BEGIN Records provided
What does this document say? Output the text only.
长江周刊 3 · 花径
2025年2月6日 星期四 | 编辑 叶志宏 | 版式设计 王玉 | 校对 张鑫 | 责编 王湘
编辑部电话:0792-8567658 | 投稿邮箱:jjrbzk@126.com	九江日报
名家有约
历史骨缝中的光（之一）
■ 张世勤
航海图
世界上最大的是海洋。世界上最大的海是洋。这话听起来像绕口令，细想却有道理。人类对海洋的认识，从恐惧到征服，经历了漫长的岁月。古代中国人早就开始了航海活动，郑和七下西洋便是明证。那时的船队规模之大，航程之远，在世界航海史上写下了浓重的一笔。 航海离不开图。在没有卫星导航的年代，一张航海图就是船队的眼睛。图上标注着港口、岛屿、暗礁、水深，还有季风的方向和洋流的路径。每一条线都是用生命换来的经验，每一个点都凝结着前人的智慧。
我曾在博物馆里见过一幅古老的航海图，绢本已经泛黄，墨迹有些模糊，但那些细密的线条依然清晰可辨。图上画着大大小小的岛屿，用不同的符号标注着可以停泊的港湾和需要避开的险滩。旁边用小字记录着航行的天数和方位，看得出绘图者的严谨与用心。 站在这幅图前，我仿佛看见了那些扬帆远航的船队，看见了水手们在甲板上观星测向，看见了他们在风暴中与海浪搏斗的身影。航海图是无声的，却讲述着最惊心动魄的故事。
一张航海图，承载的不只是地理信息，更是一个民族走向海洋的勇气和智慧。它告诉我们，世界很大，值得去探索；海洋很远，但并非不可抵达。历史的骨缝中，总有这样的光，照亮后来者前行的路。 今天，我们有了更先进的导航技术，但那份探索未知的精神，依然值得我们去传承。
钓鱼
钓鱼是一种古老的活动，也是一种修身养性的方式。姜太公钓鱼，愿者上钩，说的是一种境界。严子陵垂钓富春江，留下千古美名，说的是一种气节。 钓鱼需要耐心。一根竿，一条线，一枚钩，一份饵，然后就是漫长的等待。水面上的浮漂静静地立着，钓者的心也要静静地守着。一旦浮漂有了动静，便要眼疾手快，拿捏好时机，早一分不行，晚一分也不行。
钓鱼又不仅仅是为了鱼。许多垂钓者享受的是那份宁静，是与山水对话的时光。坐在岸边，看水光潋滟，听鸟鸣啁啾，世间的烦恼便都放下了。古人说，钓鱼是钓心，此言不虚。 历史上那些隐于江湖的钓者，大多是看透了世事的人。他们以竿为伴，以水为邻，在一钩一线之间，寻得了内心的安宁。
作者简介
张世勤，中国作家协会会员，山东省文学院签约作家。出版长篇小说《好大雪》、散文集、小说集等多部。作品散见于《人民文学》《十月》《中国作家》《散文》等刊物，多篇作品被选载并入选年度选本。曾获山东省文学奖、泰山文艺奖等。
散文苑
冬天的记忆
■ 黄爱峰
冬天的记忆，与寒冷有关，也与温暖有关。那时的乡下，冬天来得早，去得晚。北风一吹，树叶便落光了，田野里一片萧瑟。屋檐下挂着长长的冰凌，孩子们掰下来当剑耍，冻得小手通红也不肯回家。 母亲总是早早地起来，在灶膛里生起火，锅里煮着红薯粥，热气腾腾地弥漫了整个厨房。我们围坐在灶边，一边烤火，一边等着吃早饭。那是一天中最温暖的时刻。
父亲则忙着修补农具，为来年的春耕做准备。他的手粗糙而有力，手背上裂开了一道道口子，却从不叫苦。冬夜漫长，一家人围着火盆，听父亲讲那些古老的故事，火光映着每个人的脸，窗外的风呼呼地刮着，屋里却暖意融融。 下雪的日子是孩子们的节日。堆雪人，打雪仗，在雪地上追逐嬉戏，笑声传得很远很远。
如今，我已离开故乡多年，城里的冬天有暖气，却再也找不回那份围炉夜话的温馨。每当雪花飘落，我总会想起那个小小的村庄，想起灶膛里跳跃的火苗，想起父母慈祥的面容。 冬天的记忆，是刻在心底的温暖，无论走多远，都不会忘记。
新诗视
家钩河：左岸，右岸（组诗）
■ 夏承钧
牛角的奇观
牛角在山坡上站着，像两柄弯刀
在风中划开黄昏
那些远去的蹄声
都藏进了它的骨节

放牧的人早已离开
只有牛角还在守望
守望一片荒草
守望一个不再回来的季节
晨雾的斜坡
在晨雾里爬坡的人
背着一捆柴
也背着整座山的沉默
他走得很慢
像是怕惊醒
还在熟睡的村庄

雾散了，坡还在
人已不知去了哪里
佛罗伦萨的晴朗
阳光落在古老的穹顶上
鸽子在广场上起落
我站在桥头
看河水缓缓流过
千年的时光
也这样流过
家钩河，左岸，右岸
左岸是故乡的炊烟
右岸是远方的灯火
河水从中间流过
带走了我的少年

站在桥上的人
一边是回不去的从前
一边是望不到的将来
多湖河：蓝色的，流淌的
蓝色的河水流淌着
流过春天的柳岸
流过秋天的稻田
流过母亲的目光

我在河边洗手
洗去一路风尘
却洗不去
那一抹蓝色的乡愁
END Records provided
◆ **Written request**: Write out all the entries exactly.

◆ **Correct answer**:
What does this document say? Output the text only.
长江周刊 3 · 花径
2025年2月6日 星期四 | 编辑 叶志宏 | 版式设计 王玉 | 校对 张鑫 | 责编 王湘
编辑部电话:0792-8567658 | 投稿邮箱:jjrbzk@126.com	九江日报
名家有约
历史骨缝中的光（之一）
■ 张世勤
航海图
世界上最大的是海洋。世界上最大的海是洋。这话听起来像绕口令，细想却有道理。人类对海洋的认识，从恐惧到征服，经历了漫长的岁月。古代中国人早就开始了航海活动，郑和七下西洋便是明证。那时的船队规模之大，航程之远，在世界航海史上写下了浓重的一笔。 航海离不开图。在没有卫星导航的年代，一张航海图就是船队的眼睛。图上标注着港口、岛屿、暗礁、水深，还有季风的方向和洋流的路径。每一条线都是用生命换来的经验，每一个点都凝结着前人的智慧。
我曾在博物馆里见过一幅古老的航海图，绢本已经泛黄，墨迹有些模糊，但那些细密的线条依然清晰可辨。图上画着大大小小的岛屿，用不同的符号标注着可以停泊的港湾和需要避开的险滩。旁边用小字记录着航行的天数和方位，看得出绘图者的严谨与用心。 站在这幅图前，我仿佛看见了那些扬帆远航的船队，看见了水手们在甲板上观星测向，看见了他们在风暴中与海浪搏斗的身影。航海图是无声的，却讲述着最惊心动魄的故事。
一张航海图，承载的不只是地理信息，更是一个民族走向海洋的勇气和智慧。它告诉我们，世界很大，值得去探索；海洋很远，但并非不可抵达。历史的骨缝中，总有这样的光，照亮后来者前行的路。 今天，我们有了更先进的导航技术，但那份探索未知的精神，依然值得我们去传承。
钓鱼
钓鱼是一种古老的活动，也是一种修身养性的方式。姜太公钓鱼，愿者上钩，说的是一种境界。严子陵垂钓富春江，留下千古美名，说的是一种气节。 钓鱼需要耐心。一根竿，一条线，一枚钩，一份饵，然后就是漫长的等待。水面上的浮漂静静地立着，钓者的心也要静静地守着。一旦浮漂有了动静，便要眼疾手快，拿捏好时机，早一分不行，晚一分也不行。
钓鱼又不仅仅是为了鱼。许多垂钓者享受的是那份宁静，是与山水对话的时光。坐在岸边，看水光潋滟，听鸟鸣啁啾，世间的烦恼便都放下了。古人说，钓鱼是钓心，此言不虚。 历史上那些隐于江湖的钓者，大多是看透了世事的人。他们以竿为伴，以水为邻，在一钩一线之间，寻得了内心的安宁。
作者简介
张世勤，中国作家协会会员，山东省文学院签约作家。出版长篇小说《好大雪》、散文集、小说集等多部。作品散见于《人民文学》《十月》《中国作家》《散文》等刊物，多篇作品被选载并入选年度选本。曾获山东省文学奖、泰山文艺奖等。
散文苑
冬天的记忆
■ 黄爱峰
冬天的记忆，与寒冷有关，也与温暖有关。那时的乡下，冬天来得早，去得晚。北风一吹，树叶便落光了，田野里一片萧瑟。屋檐下挂着长长的冰凌，孩子们掰下来当剑耍，冻得小手通红也不肯回家。 母亲总是早早地起来，在灶膛里生起火，锅里煮着红薯粥，热气腾腾地弥漫了整个厨房。我们围坐在灶边，一边烤火，一边等着吃早饭。那是一天中最温暖的时刻。
父亲则忙着修补农具，为来年的春耕做准备。他的手粗糙而有力，手背上裂开了一道道口子，却从不叫苦。冬夜漫长，一家人围着火盆，听父亲讲那些古老的故事，火光映着每个人的脸，窗外的风呼呼地刮着，屋里却暖意融融。 下雪的日子是孩子们的节日。堆雪人，打雪仗，在雪地上追逐嬉戏，笑声传得很远很远。
如今，我已离开故乡多年，城里的冬天有暖气，却再也找不回那份围炉夜话的温馨。每当雪花飘落，我总会想起那个小小的村庄，想起灶膛里跳跃的火苗，想起父母慈祥的面容。 冬天的记忆，是刻在心底的温暖，无论走多远，都不会忘记。
新诗视
家钩河：左岸，右岸（组诗）
■ 夏承钧
牛角的奇观
牛角在山坡上站着，像两柄弯刀
在风中划开黄昏
那些远去的蹄声
都藏进了它的骨节

放牧的人早已离开
只有牛角还在守望
守望一片荒草
守望一个不再回来的季节
晨雾的斜坡
在晨雾里爬坡的人
背着一捆柴
也背着整座山的沉默
他走得很慢
像是怕惊醒
还在熟睡的村庄

雾散了，坡还在
人已不知去了哪里
佛罗伦萨的晴朗
阳光落在古老的穹顶上
鸽子在广场上起落
我站在桥头
看河水缓缓流过
千年的时光
也这样流过
家钩河，左岸，右岸
左岸是故乡的炊烟
右岸是远方的灯火
河水从中间流过
带走了我的少年

站在桥上的人
一边是回不去的从前
一边是望不到的将来
多湖河：蓝色的，流淌的
蓝色的河水流淌着
流过春天的柳岸
流过秋天的稻田
流过母亲的目光

我在河边洗手
洗去一路风尘
却洗不去
那一抹蓝色的乡愁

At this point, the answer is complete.